— begin GIVEN INFORMATION —
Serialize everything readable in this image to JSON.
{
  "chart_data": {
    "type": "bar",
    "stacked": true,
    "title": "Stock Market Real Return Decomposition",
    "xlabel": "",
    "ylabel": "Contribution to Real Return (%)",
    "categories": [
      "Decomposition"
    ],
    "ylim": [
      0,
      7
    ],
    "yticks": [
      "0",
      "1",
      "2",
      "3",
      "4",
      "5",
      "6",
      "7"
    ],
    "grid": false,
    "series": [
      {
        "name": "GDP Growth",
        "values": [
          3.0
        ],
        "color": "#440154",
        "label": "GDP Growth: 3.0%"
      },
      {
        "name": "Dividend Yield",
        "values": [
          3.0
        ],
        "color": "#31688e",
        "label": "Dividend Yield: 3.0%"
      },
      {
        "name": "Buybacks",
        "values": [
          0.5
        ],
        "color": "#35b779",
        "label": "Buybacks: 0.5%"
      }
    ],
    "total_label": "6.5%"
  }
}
— end GIVEN INFORMATION —
■ WHAT YOU WILL DO
Go through the records and pull out each line that includes the word "Return".

■ COMPLETED TASK
    "title": "Stock Market Real Return Decomposition",
    "ylabel": "Contribution to Real Return (%)",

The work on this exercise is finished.